Dataset items:
· · · · ·
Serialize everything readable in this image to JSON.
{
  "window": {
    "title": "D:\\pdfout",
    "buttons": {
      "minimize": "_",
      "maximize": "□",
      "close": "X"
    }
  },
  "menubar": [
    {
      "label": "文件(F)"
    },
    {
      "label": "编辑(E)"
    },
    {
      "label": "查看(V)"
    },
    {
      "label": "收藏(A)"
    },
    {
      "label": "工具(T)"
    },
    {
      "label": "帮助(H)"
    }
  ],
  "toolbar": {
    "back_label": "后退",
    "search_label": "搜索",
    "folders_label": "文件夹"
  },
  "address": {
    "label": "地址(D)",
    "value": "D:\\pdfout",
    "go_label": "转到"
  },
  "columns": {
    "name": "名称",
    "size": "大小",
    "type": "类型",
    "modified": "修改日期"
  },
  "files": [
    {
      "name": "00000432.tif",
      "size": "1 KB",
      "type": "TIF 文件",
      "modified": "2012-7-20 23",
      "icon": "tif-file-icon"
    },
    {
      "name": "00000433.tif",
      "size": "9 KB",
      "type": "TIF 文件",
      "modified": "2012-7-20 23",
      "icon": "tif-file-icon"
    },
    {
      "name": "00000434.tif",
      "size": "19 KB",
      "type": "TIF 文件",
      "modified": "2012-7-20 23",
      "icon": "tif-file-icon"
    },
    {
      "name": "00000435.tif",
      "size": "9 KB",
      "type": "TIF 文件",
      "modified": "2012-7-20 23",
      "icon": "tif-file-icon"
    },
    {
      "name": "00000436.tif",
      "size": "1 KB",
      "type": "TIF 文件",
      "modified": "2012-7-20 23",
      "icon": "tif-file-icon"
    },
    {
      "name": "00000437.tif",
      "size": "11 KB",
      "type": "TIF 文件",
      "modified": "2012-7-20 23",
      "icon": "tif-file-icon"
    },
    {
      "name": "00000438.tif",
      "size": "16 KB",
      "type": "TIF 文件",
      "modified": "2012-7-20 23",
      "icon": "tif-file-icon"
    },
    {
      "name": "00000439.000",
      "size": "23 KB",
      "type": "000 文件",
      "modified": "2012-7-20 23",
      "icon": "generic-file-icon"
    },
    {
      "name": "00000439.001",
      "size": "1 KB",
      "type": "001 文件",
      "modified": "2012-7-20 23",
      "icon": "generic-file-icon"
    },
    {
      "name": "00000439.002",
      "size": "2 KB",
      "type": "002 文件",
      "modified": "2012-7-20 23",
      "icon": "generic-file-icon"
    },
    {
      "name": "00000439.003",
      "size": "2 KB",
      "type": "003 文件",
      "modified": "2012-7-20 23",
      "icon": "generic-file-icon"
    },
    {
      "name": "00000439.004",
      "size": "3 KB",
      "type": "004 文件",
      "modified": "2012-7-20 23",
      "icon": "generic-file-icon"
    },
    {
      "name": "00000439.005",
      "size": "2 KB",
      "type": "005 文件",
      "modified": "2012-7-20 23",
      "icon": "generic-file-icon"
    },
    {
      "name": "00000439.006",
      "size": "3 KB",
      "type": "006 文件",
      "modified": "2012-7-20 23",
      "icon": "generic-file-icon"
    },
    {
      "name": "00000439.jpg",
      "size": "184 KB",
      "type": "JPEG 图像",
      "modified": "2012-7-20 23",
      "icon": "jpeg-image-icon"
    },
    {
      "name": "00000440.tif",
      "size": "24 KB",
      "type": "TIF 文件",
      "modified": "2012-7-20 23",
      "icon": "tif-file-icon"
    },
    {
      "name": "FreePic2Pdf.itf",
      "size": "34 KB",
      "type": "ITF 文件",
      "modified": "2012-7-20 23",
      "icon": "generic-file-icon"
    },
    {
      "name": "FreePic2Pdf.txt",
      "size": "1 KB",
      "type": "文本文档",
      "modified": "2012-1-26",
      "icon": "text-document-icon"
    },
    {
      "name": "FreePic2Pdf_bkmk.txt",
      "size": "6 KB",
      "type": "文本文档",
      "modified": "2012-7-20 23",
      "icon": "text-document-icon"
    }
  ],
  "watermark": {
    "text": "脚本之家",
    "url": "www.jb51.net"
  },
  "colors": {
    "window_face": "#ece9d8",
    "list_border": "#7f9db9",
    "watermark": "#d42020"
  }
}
· · · · ·
> **What is expected**
Write the complete data out, exactly as above.

> **Solved exercise**
Serialize everything readable in this image to JSON.
{
  "window": {
    "title": "D:\\pdfout",
    "buttons": {
      "minimize": "_",
      "maximize": "□",
      "close": "X"
    }
  },
  "menubar": [
    {
      "label": "文件(F)"
    },
    {
      "label": "编辑(E)"
    },
    {
      "label": "查看(V)"
    },
    {
      "label": "收藏(A)"
    },
    {
      "label": "工具(T)"
    },
    {
      "label": "帮助(H)"
    }
  ],
  "toolbar": {
    "back_label": "后退",
    "search_label": "搜索",
    "folders_label": "文件夹"
  },
  "address": {
    "label": "地址(D)",
    "value": "D:\\pdfout",
    "go_label": "转到"
  },
  "columns": {
    "name": "名称",
    "size": "大小",
    "type": "类型",
    "modified": "修改日期"
  },
  "files": [
    {
      "name": "00000432.tif",
      "size": "1 KB",
      "type": "TIF 文件",
      "modified": "2012-7-20 23",
      "icon": "tif-file-icon"
    },
    {
      "name": "00000433.tif",
      "size": "9 KB",
      "type": "TIF 文件",
      "modified": "2012-7-20 23",
      "icon": "tif-file-icon"
    },
    {
      "name": "00000434.tif",
      "size": "19 KB",
      "type": "TIF 文件",
      "modified": "2012-7-20 23",
      "icon": "tif-file-icon"
    },
    {
      "name": "00000435.tif",
      "size": "9 KB",
      "type": "TIF 文件",
      "modified": "2012-7-20 23",
      "icon": "tif-file-icon"
    },
    {
      "name": "00000436.tif",
      "size": "1 KB",
      "type": "TIF 文件",
      "modified": "2012-7-20 23",
      "icon": "tif-file-icon"
    },
    {
      "name": "00000437.tif",
      "size": "11 KB",
      "type": "TIF 文件",
      "modified": "2012-7-20 23",
      "icon": "tif-file-icon"
    },
    {
      "name": "00000438.tif",
      "size": "16 KB",
      "type": "TIF 文件",
      "modified": "2012-7-20 23",
      "icon": "tif-file-icon"
    },
    {
      "name": "00000439.000",
      "size": "23 KB",
      "type": "000 文件",
      "modified": "2012-7-20 23",
      "icon": "generic-file-icon"
    },
    {
      "name": "00000439.001",
      "size": "1 KB",
      "type": "001 文件",
      "modified": "2012-7-20 23",
      "icon": "generic-file-icon"
    },
    {
      "name": "00000439.002",
      "size": "2 KB",
      "type": "002 文件",
      "modified": "2012-7-20 23",
      "icon": "generic-file-icon"
    },
    {
      "name": "00000439.003",
      "size": "2 KB",
      "type": "003 文件",
      "modified": "2012-7-20 23",
      "icon": "generic-file-icon"
    },
    {
      "name": "00000439.004",
      "size": "3 KB",
      "type": "004 文件",
      "modified": "2012-7-20 23",
      "icon": "generic-file-icon"
    },
    {
      "name": "00000439.005",
      "size": "2 KB",
      "type": "005 文件",
      "modified": "2012-7-20 23",
      "icon": "generic-file-icon"
    },
    {
      "name": "00000439.006",
      "size": "3 KB",
      "type": "006 文件",
      "modified": "2012-7-20 23",
      "icon": "generic-file-icon"
    },
    {
      "name": "00000439.jpg",
      "size": "184 KB",
      "type": "JPEG 图像",
      "modified": "2012-7-20 23",
      "icon": "jpeg-image-icon"
    },
    {
      "name": "00000440.tif",
      "size": "24 KB",
      "type": "TIF 文件",
      "modified": "2012-7-20 23",
      "icon": "tif-file-icon"
    },
    {
      "name": "FreePic2Pdf.itf",
      "size": "34 KB",
      "type": "ITF 文件",
      "modified": "2012-7-20 23",
      "icon": "generic-file-icon"
    },
    {
      "name": "FreePic2Pdf.txt",
      "size": "1 KB",
      "type": "文本文档",
      "modified": "2012-1-26",
      "icon": "text-document-icon"
    },
    {
      "name": "FreePic2Pdf_bkmk.txt",
      "size": "6 KB",
      "type": "文本文档",
      "modified": "2012-7-20 23",
      "icon": "text-document-icon"
    }
  ],
  "watermark": {
    "text": "脚本之家",
    "url": "www.jb51.net"
  },
  "colors": {
    "window_face": "#ece9d8",
    "list_border": "#7f9db9",
    "watermark": "#d42020"
  }
}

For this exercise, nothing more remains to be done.